> MATERIAL PROVIDED
▼
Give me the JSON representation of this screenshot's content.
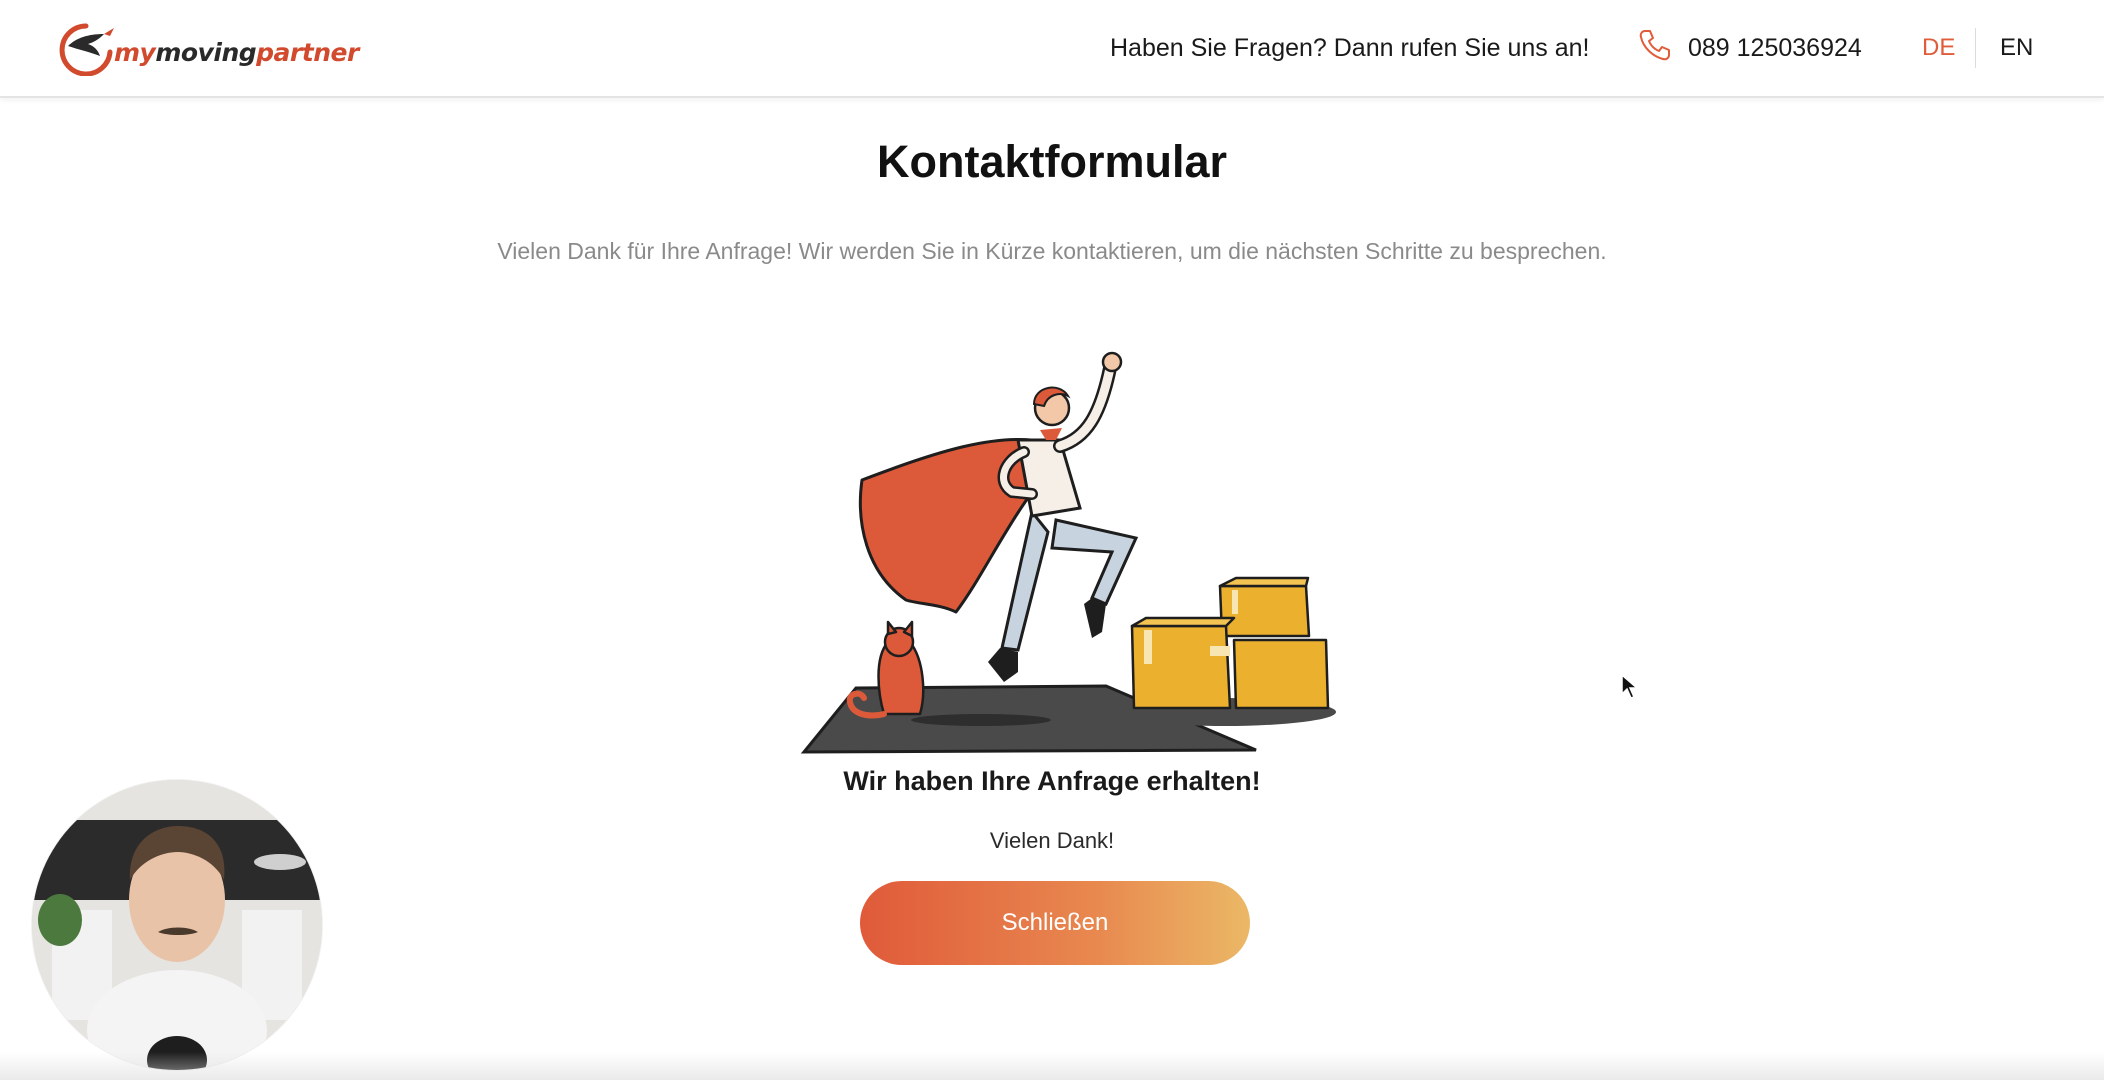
{
  "header": {
    "logo": {
      "my": "my",
      "moving": "moving",
      "partner": "partner"
    },
    "question": "Haben Sie Fragen? Dann rufen Sie uns an!",
    "phone_icon": "phone-icon",
    "phone_number": "089 125036924",
    "languages": [
      {
        "label": "DE",
        "active": true
      },
      {
        "label": "EN",
        "active": false
      }
    ]
  },
  "main": {
    "title": "Kontaktformular",
    "intro": "Vielen Dank für Ihre Anfrage! Wir werden Sie in Kürze kontaktieren, um die nächsten Schritte zu besprechen.",
    "illustration_icon": "superhero-moving-illustration",
    "received_heading": "Wir haben Ihre Anfrage erhalten!",
    "thanks_text": "Vielen Dank!",
    "close_label": "Schließen"
  },
  "colors": {
    "brand_orange": "#e05a3a",
    "button_gradient_end": "#ebb866",
    "active_language": "#e05c3a"
  }
}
▲
> WORK TO BE COMPLETED
Return the full material word for word. Do not include the pictures.

> SOLUTION TO THE PROBLEM
Give me the JSON representation of this screenshot's content.
{
  "header": {
    "logo": {
      "my": "my",
      "moving": "moving",
      "partner": "partner"
    },
    "question": "Haben Sie Fragen? Dann rufen Sie uns an!",
    "phone_icon": "phone-icon",
    "phone_number": "089 125036924",
    "languages": [
      {
        "label": "DE",
        "active": true
      },
      {
        "label": "EN",
        "active": false
      }
    ]
  },
  "main": {
    "title": "Kontaktformular",
    "intro": "Vielen Dank für Ihre Anfrage! Wir werden Sie in Kürze kontaktieren, um die nächsten Schritte zu besprechen.",
    "illustration_icon": "superhero-moving-illustration",
    "received_heading": "Wir haben Ihre Anfrage erhalten!",
    "thanks_text": "Vielen Dank!",
    "close_label": "Schließen"
  },
  "colors": {
    "brand_orange": "#e05a3a",
    "button_gradient_end": "#ebb866",
    "active_language": "#e05c3a"
  }
}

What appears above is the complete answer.